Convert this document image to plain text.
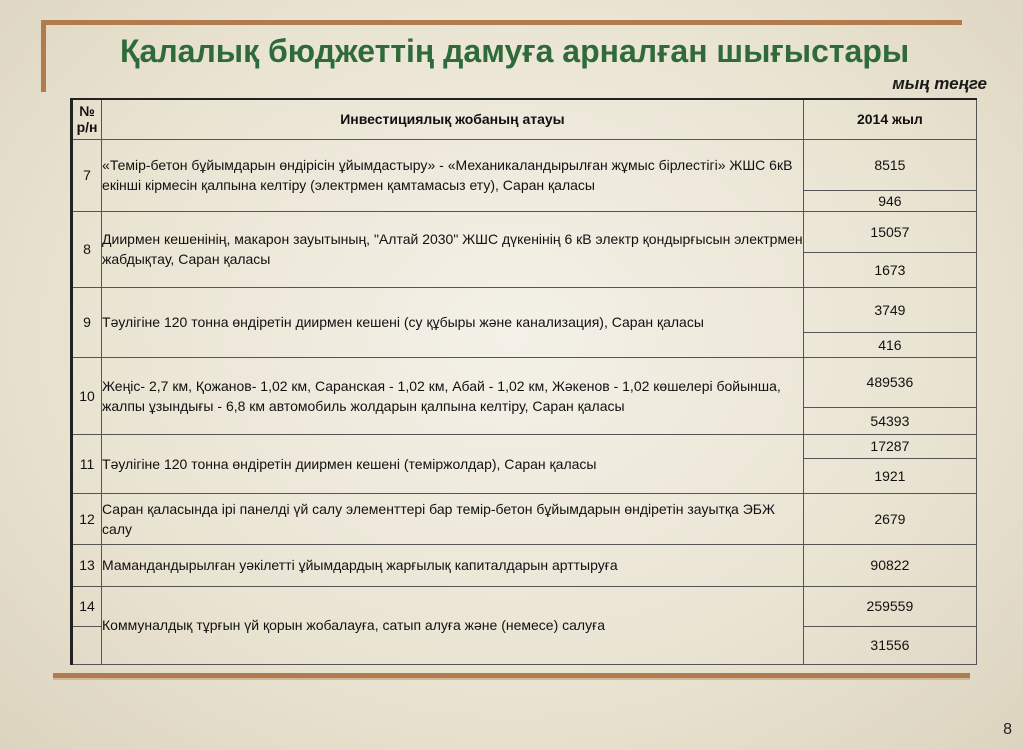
Қалалық бюджеттің дамуға арналған шығыстары
мың теңге
№ р/н	Инвестициялық жобаның атауы	2014 жыл
7	«Темір-бетон бұйымдарын өндірісін ұйымдастыру» - «Механикаландырылған жұмыс бірлестігі» ЖШС 6кВ екінші кірмесін қалпына келтіру (электрмен қамтамасыз ету), Саран қаласы	8515
		946
8	Диирмен кешенінің, макарон зауытының, "Алтай 2030" ЖШС дүкенінің 6 кВ электр қондырғысын электрмен жабдықтау, Саран қаласы	15057
		1673
9	Тәулігіне 120 тонна өндіретін диирмен кешені (су құбыры және канализация), Саран қаласы	3749
		416
10	Жеңіс- 2,7 км, Қожанов- 1,02 км, Саранская - 1,02 км, Абай - 1,02 км, Жәкенов - 1,02 көшелері бойынша, жалпы ұзындығы - 6,8 км автомобиль жолдарын қалпына келтіру, Саран қаласы	489536
		54393
11	Тәулігіне 120 тонна өндіретін диирмен кешені (теміржолдар), Саран қаласы	17287
		1921
12	Саран қаласында ірі панелді үй салу элементтері бар темір-бетон бұйымдарын өндіретін зауытқа ЭБЖ салу	2679
13	Мамандандырылған уәкілетті ұйымдардың жарғылық капиталдарын арттыруға	90822
14	Коммуналдық тұрғын үй қорын жобалауға, сатып алуға және (немесе) салуға	259559
		31556
8
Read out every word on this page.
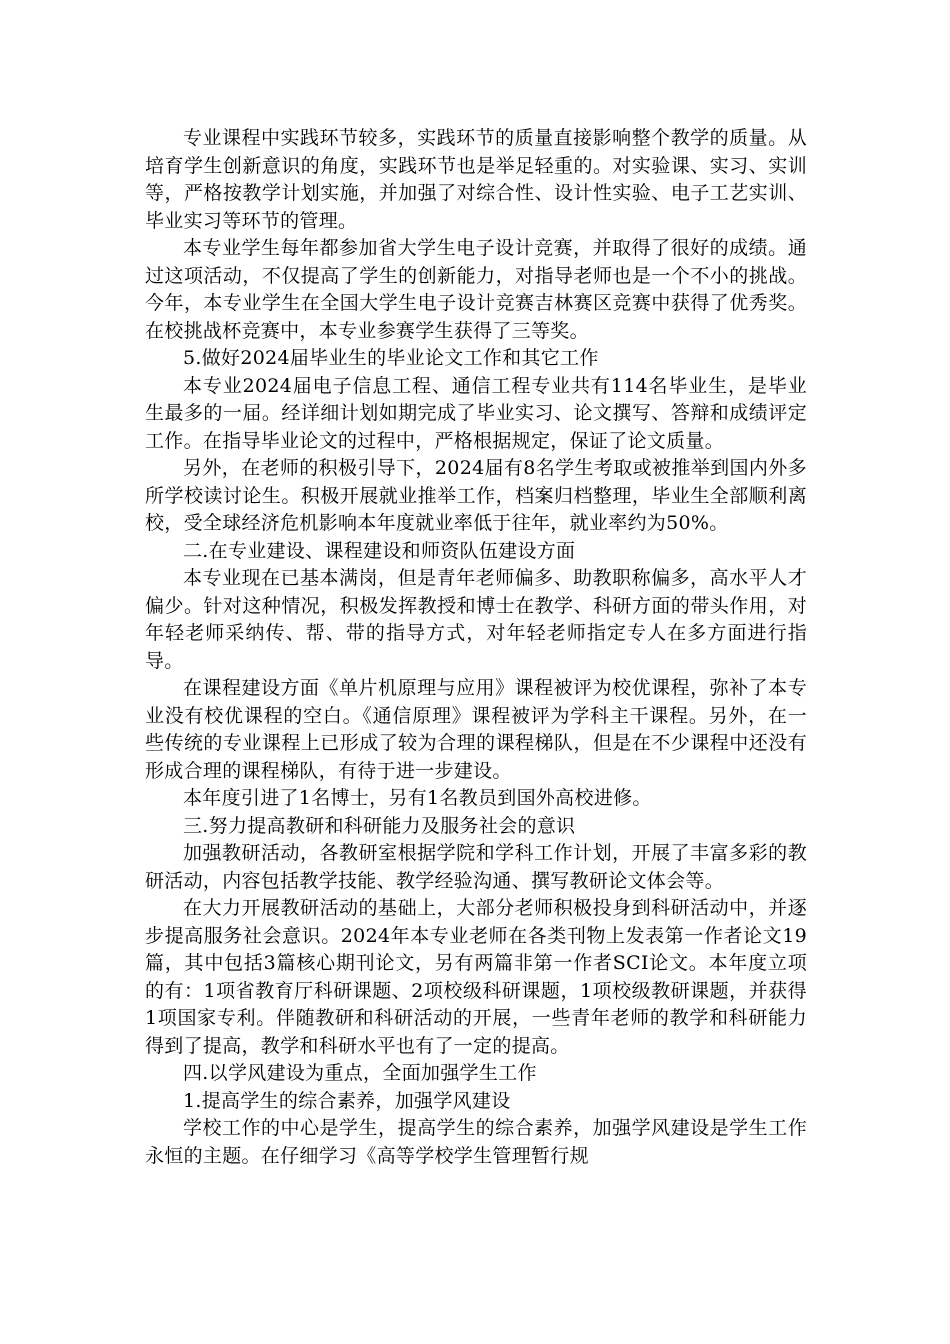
专业课程中实践环节较多，实践环节的质量直接影响整个教学的质量。从培育学生创新意识的角度，实践环节也是举足轻重的。对实验课、实习、实训等，严格按教学计划实施，并加强了对综合性、设计性实验、电子工艺实训、毕业实习等环节的管理。

本专业学生每年都参加省大学生电子设计竞赛，并取得了很好的成绩。通过这项活动，不仅提高了学生的创新能力，对指导老师也是一个不小的挑战。今年，本专业学生在全国大学生电子设计竞赛吉林赛区竞赛中获得了优秀奖。在校挑战杯竞赛中，本专业参赛学生获得了三等奖。

5.做好2024届毕业生的毕业论文工作和其它工作

本专业2024届电子信息工程、通信工程专业共有114名毕业生，是毕业生最多的一届。经详细计划如期完成了毕业实习、论文撰写、答辩和成绩评定工作。在指导毕业论文的过程中，严格根据规定，保证了论文质量。

另外，在老师的积极引导下，2024届有8名学生考取或被推举到国内外多所学校读讨论生。积极开展就业推举工作，档案归档整理，毕业生全部顺利离校，受全球经济危机影响本年度就业率低于往年，就业率约为50%。

二.在专业建设、课程建设和师资队伍建设方面

本专业现在已基本满岗，但是青年老师偏多、助教职称偏多，高水平人才偏少。针对这种情况，积极发挥教授和博士在教学、科研方面的带头作用，对年轻老师采纳传、帮、带的指导方式，对年轻老师指定专人在多方面进行指导。

在课程建设方面《单片机原理与应用》课程被评为校优课程，弥补了本专业没有校优课程的空白。《通信原理》课程被评为学科主干课程。另外，在一些传统的专业课程上已形成了较为合理的课程梯队，但是在不少课程中还没有形成合理的课程梯队，有待于进一步建设。

本年度引进了1名博士，另有1名教员到国外高校进修。

三.努力提高教研和科研能力及服务社会的意识

加强教研活动，各教研室根据学院和学科工作计划，开展了丰富多彩的教研活动，内容包括教学技能、教学经验沟通、撰写教研论文体会等。

在大力开展教研活动的基础上，大部分老师积极投身到科研活动中，并逐步提高服务社会意识。2024年本专业老师在各类刊物上发表第一作者论文19篇，其中包括3篇核心期刊论文，另有两篇非第一作者SCI论文。本年度立项的有：1项省教育厅科研课题、2项校级科研课题，1项校级教研课题，并获得1项国家专利。伴随教研和科研活动的开展，一些青年老师的教学和科研能力得到了提高，教学和科研水平也有了一定的提高。

四.以学风建设为重点，全面加强学生工作

1.提高学生的综合素养，加强学风建设

学校工作的中心是学生，提高学生的综合素养，加强学风建设是学生工作永恒的主题。在仔细学习《高等学校学生管理暂行规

**Task requirements:** Take the data above and repeat it exactly, leaving each picture out.

**Complete answer:**
Convert this document image to plain text.
Қалалық бюджеттің дамуға арналған шығыстары
мың теңге
№ р/н	Инвестициялық жобаның атауы	2014 жыл
7	«Темір-бетон бұйымдарын өндірісін ұйымдастыру» - «Механикаландырылған жұмыс бірлестігі» ЖШС 6кВ екінші кірмесін қалпына келтіру (электрмен қамтамасыз ету), Саран қаласы	8515
		946
8	Диирмен кешенінің, макарон зауытының, "Алтай 2030" ЖШС дүкенінің 6 кВ электр қондырғысын электрмен жабдықтау, Саран қаласы	15057
		1673
9	Тәулігіне 120 тонна өндіретін диирмен кешені (су құбыры және канализация), Саран қаласы	3749
		416
10	Жеңіс- 2,7 км, Қожанов- 1,02 км, Саранская - 1,02 км, Абай - 1,02 км, Жәкенов - 1,02 көшелері бойынша, жалпы ұзындығы - 6,8 км автомобиль жолдарын қалпына келтіру, Саран қаласы	489536
		54393
11	Тәулігіне 120 тонна өндіретін диирмен кешені (теміржолдар), Саран қаласы	17287
		1921
12	Саран қаласында ірі панелді үй салу элементтері бар темір-бетон бұйымдарын өндіретін зауытқа ЭБЖ салу	2679
13	Мамандандырылған уәкілетті ұйымдардың жарғылық капиталдарын арттыруға	90822
14	Коммуналдық тұрғын үй қорын жобалауға, сатып алуға және (немесе) салуға	259559
		31556
8
Read out every word on this page.
专业课程中实践环节较多，实践环节的质量直接影响整个教学的质量。从培育学生创新意识的角度，实践环节也是举足轻重的。对实验课、实习、实训等，严格按教学计划实施，并加强了对综合性、设计性实验、电子工艺实训、毕业实习等环节的管理。

本专业学生每年都参加省大学生电子设计竞赛，并取得了很好的成绩。通过这项活动，不仅提高了学生的创新能力，对指导老师也是一个不小的挑战。今年，本专业学生在全国大学生电子设计竞赛吉林赛区竞赛中获得了优秀奖。在校挑战杯竞赛中，本专业参赛学生获得了三等奖。

5.做好2024届毕业生的毕业论文工作和其它工作

本专业2024届电子信息工程、通信工程专业共有114名毕业生，是毕业生最多的一届。经详细计划如期完成了毕业实习、论文撰写、答辩和成绩评定工作。在指导毕业论文的过程中，严格根据规定，保证了论文质量。

另外，在老师的积极引导下，2024届有8名学生考取或被推举到国内外多所学校读讨论生。积极开展就业推举工作，档案归档整理，毕业生全部顺利离校，受全球经济危机影响本年度就业率低于往年，就业率约为50%。

二.在专业建设、课程建设和师资队伍建设方面

本专业现在已基本满岗，但是青年老师偏多、助教职称偏多，高水平人才偏少。针对这种情况，积极发挥教授和博士在教学、科研方面的带头作用，对年轻老师采纳传、帮、带的指导方式，对年轻老师指定专人在多方面进行指导。

在课程建设方面《单片机原理与应用》课程被评为校优课程，弥补了本专业没有校优课程的空白。《通信原理》课程被评为学科主干课程。另外，在一些传统的专业课程上已形成了较为合理的课程梯队，但是在不少课程中还没有形成合理的课程梯队，有待于进一步建设。

本年度引进了1名博士，另有1名教员到国外高校进修。

三.努力提高教研和科研能力及服务社会的意识

加强教研活动，各教研室根据学院和学科工作计划，开展了丰富多彩的教研活动，内容包括教学技能、教学经验沟通、撰写教研论文体会等。

在大力开展教研活动的基础上，大部分老师积极投身到科研活动中，并逐步提高服务社会意识。2024年本专业老师在各类刊物上发表第一作者论文19篇，其中包括3篇核心期刊论文，另有两篇非第一作者SCI论文。本年度立项的有：1项省教育厅科研课题、2项校级科研课题，1项校级教研课题，并获得1项国家专利。伴随教研和科研活动的开展，一些青年老师的教学和科研能力得到了提高，教学和科研水平也有了一定的提高。

四.以学风建设为重点，全面加强学生工作

1.提高学生的综合素养，加强学风建设

学校工作的中心是学生，提高学生的综合素养，加强学风建设是学生工作永恒的主题。在仔细学习《高等学校学生管理暂行规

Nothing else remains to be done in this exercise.